### WHAT IS EXPECTED
According to the source text, what is the size of the endowment whose investment provides the Canadian Race Relations Foundation's operating income?

### SOURCE TEXT

>> Start

The Committee believes that it is worth exploring the feasibility of a larger board of directors for the Canadian Dairy Commission. It recommends:

RECOMMENDATION 3

That the Department of Agriculture and Agri-Food review the Canadian Dairy Commission Act with regard to the size of the Commission’s board of directors, and report to the Public Accounts Committee by 30 September 2013 on the results of its examination.

There was a third area where the OAG believed that the Commission could improve its practices. While the Commission had a strategic planning process that allowed it to guide and control its operations, the quantitative performance indicators used by the Commission did not allow it to assess how well it was achieving its mandate because they were not linked to the Commission’s overall mandate and were focused on tasks and activities. The OAG recommended that the Commission identify and report on performance indicators that better demonstrate whether it is achieving its mandate.[13]

Mr. Williamson explained the steps the Commission had taken in response to the recommendation, stating:

We link our objectives in a given three-year period back to our mandate. Our high-reaching goals are basically the two components of our mandate. Within that, and on an annual basis, we identify what our objectives are and the strategies within those objectives. Within those strategies, we ensure those objectives and strategies are measurable. We ensure they are very specific. We ensure they're achievable, resourced, and time sensitive. We ensure we have a timeline we can measure against and a number we can measure against, in terms of whether we have achieved the objectives. It is in our annual report. It is a new approach. It's four or five years old, and it's having a very positive effect.[14]

The Committee notes the actions outlined by Mr. Williamson to improve the Commission’s performance information, as well as the Commission’s response to the OAG’s recommendation, which indicates that improvements will continue to take place over the next strategic planning cycle.

CANADIAN RACE RELATIONS FOUNDATION

The Canadian Race Relations Foundation was established in 1997 as part of the 1988 Japanese Canadian Redress Agreement. The Foundation received a one-time $12 million contribution from the National Association of Japanese Canadians and $12 million from the federal government. The Foundation’s operating income is derived from investing the $24 million endowment. It does not receive an annual appropriation from Parliament. A small amount of additional income is generated from workshops, projects, publications and donations.

The Foundation is governed by a board of directors of eleven members and its day-to-day operations are managed by an executive director. The Foundation has six full-time employees, and its office is located in Toronto.

The Foundation’s mandate is to contribute to the elimination of racism and all forms of racial discrimination in Canadian society. It works towards this goal through public campaigns, education and training programs, a national information base, national surveys, roundtables, symposia and lectures.

Overall, the OAG’S special examination found that the Foundation had the key elements of a good governance framework.[15] The OAG noted good practices in a number of areas, and found some practices that could be improved.

The Foundation’s board of directors had most of the elements for effective governance, and it provided management with strategic direction and oversight. However, its competency profile did not reflect the specific skills and experience required on the board, such as the investment management expertise needed to oversee the Foundation’s endowment. The OAG recommended that the board’s competency profile be updated to include all skills needed, including financial and investment management expertise.[16]

In response to this recommendation, Rubin Friedman, member of the board of directors and Principal Operating Officer of the Canadian Race Relations Foundation, told the Committee that, “the profile of competencies required has been completed, and we continue to search for a potential board member who has the qualifications to assist us in looking at our investments. That remains both a priority and a challenge.”[17]

Some members of the Committee were concerned that the responsible minister had not appointed an individual recommended by the board who had the needed investment experience. Information provided to the Committee indicated that the minister had acted on recommendations from the board regarding the appointment of members with financial expertise, but there were no recommendations from the board on individuals with the desired investment background.

>> End

### DATASET CONTENT
>> Start

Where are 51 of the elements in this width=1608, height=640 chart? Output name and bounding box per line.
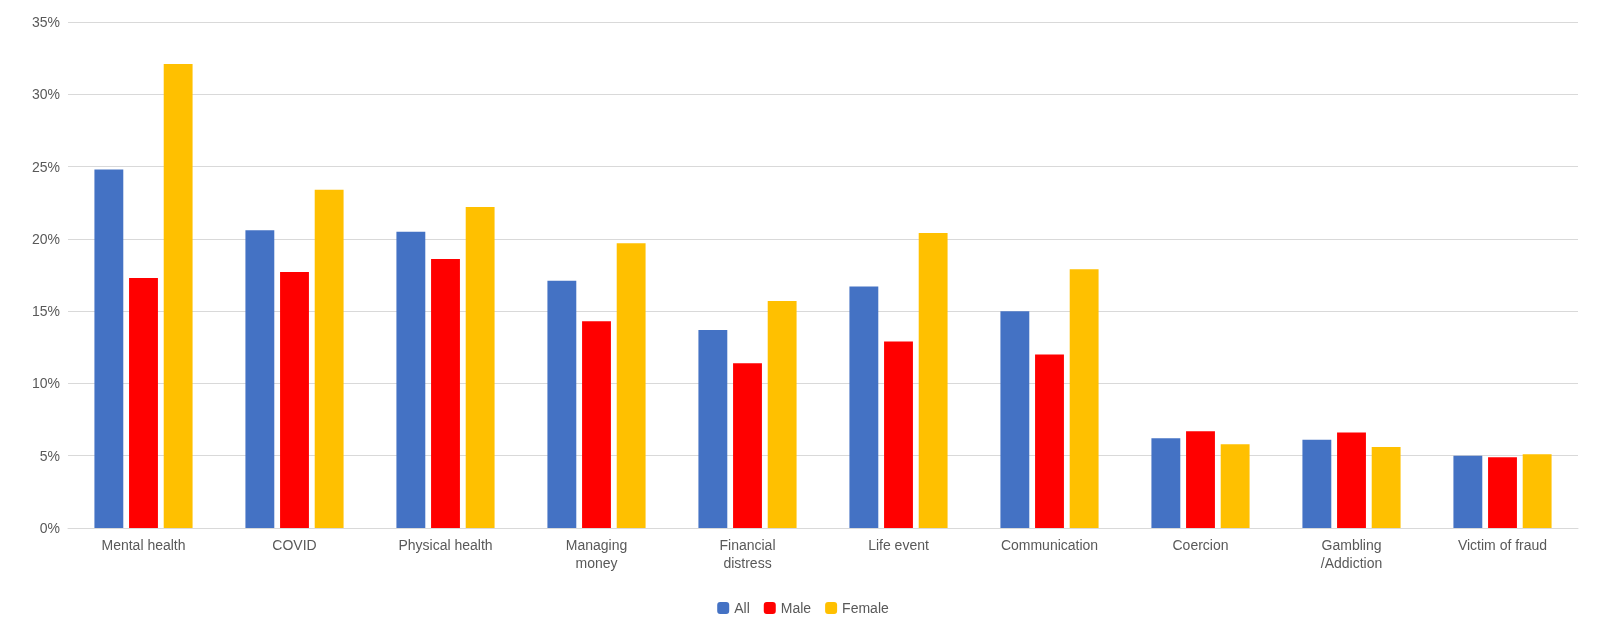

>> End

### PROBLEM SOLUTION
$24 million